Take every line where the string "anordninger" appears and copy it.

(begin)

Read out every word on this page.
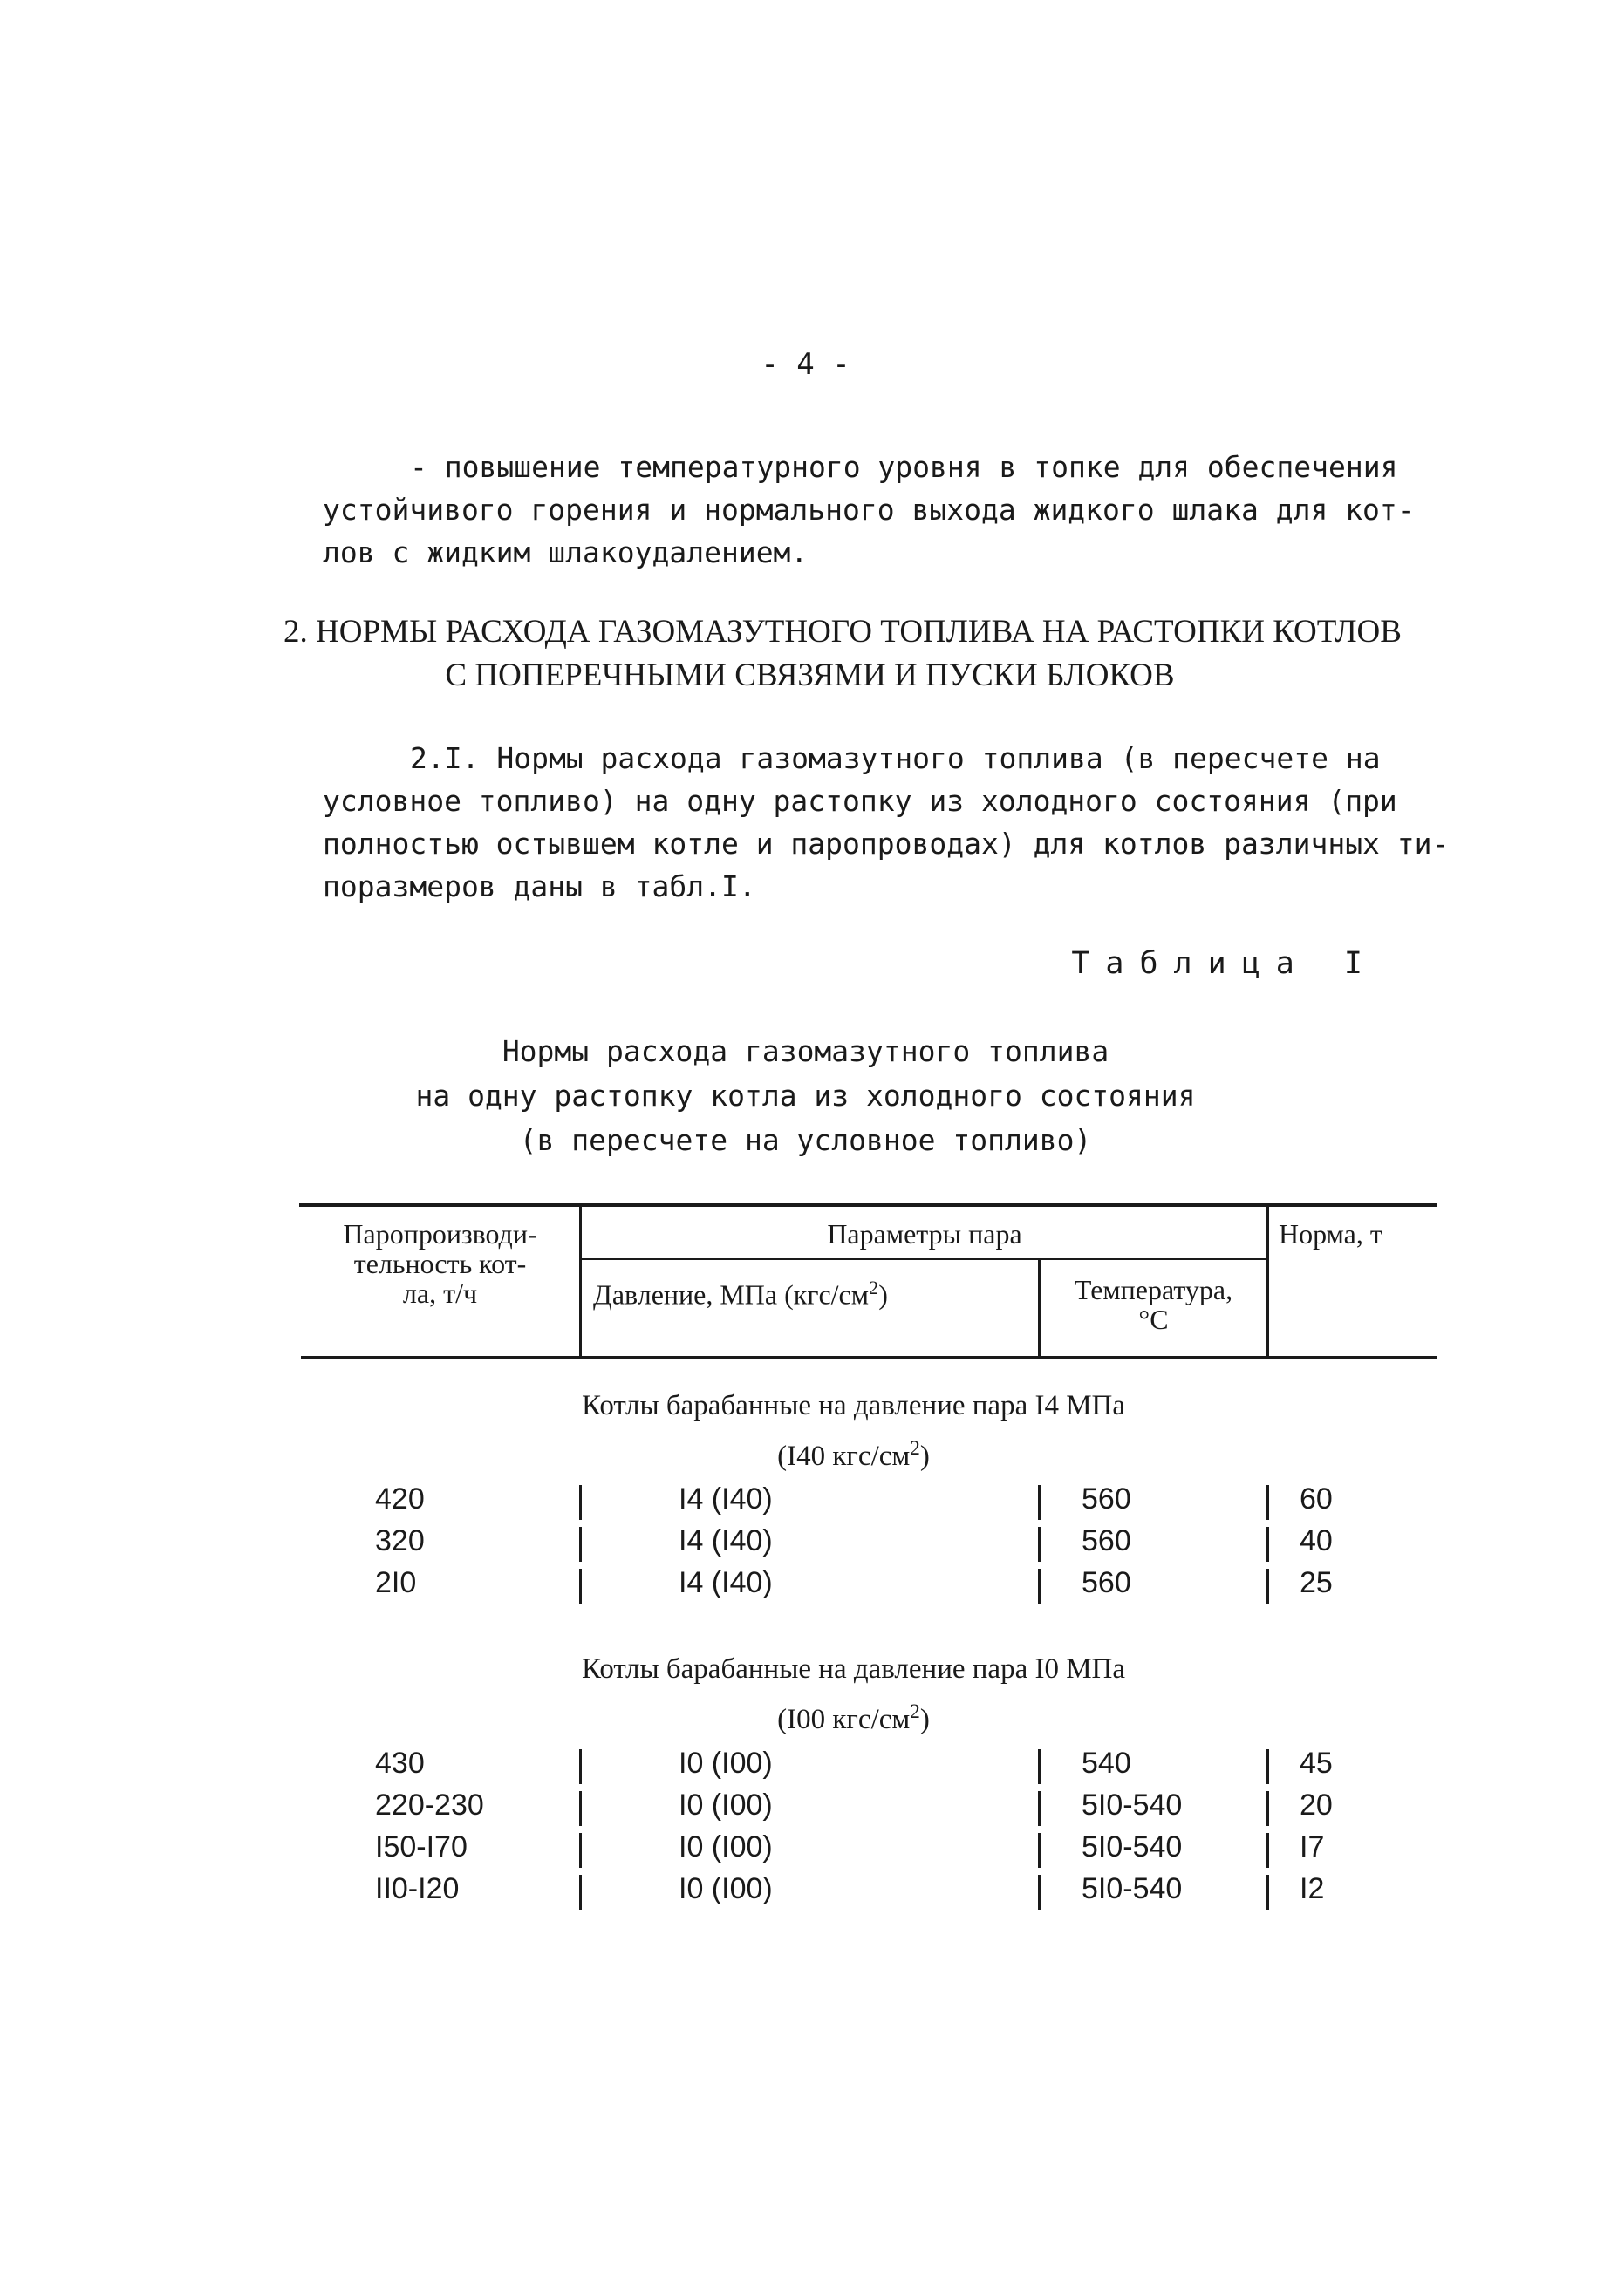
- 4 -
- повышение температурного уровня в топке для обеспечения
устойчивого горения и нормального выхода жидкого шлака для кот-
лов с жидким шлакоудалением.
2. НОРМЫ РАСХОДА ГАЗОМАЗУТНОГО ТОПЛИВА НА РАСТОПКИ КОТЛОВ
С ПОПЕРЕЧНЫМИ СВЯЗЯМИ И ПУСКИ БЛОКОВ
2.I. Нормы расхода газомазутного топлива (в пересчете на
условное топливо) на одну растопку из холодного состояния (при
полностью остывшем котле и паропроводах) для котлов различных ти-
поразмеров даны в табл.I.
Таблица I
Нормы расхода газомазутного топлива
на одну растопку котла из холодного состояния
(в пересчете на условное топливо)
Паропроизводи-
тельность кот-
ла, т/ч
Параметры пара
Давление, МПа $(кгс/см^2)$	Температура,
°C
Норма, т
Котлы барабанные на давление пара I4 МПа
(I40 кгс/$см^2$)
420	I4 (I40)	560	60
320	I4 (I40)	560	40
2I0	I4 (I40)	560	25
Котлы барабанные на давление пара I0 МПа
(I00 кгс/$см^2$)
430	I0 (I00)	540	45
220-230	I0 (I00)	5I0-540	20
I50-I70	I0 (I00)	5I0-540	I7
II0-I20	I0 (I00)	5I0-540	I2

(end)
(begin)

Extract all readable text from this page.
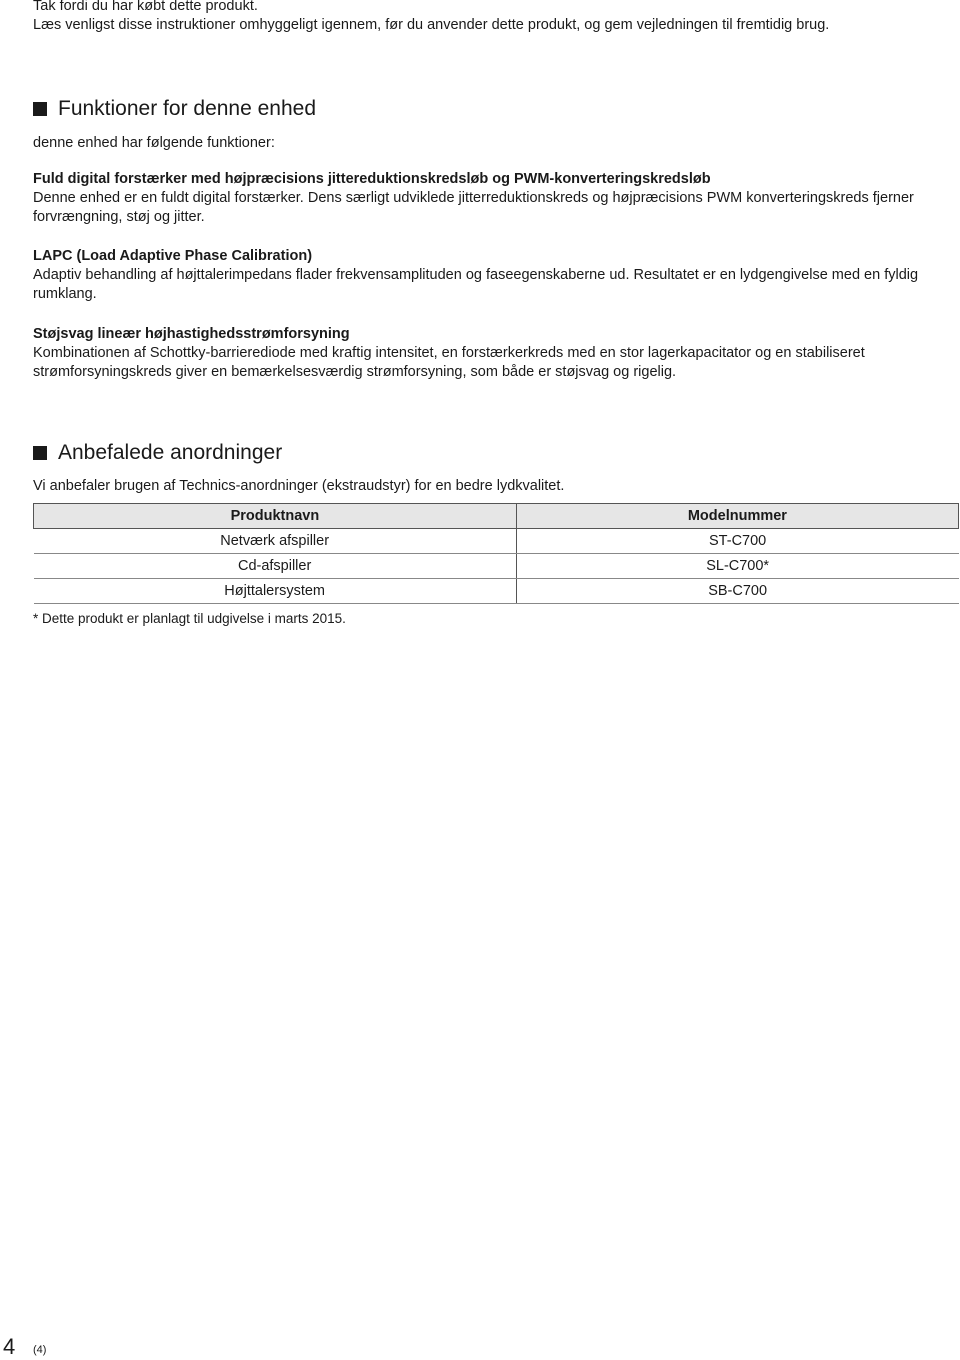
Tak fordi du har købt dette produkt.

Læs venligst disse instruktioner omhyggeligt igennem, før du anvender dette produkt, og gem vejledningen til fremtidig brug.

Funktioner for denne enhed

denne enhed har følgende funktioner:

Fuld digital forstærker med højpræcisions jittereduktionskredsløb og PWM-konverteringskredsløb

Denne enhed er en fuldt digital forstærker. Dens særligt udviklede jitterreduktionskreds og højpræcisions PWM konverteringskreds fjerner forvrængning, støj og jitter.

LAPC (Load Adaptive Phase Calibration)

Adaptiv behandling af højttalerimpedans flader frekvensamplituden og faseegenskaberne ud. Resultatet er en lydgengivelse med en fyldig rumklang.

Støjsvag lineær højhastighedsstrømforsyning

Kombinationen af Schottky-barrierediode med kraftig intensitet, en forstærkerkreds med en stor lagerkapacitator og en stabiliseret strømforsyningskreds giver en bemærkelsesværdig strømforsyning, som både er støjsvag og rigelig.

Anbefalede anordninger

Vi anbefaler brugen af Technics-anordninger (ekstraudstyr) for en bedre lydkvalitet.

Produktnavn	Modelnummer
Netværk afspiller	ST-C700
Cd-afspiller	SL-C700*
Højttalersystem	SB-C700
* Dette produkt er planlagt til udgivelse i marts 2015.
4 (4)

(end)

### Solution to this task
Anbefalede anordninger
Vi anbefaler brugen af Technics-anordninger (ekstraudstyr) for en bedre lydkvalitet.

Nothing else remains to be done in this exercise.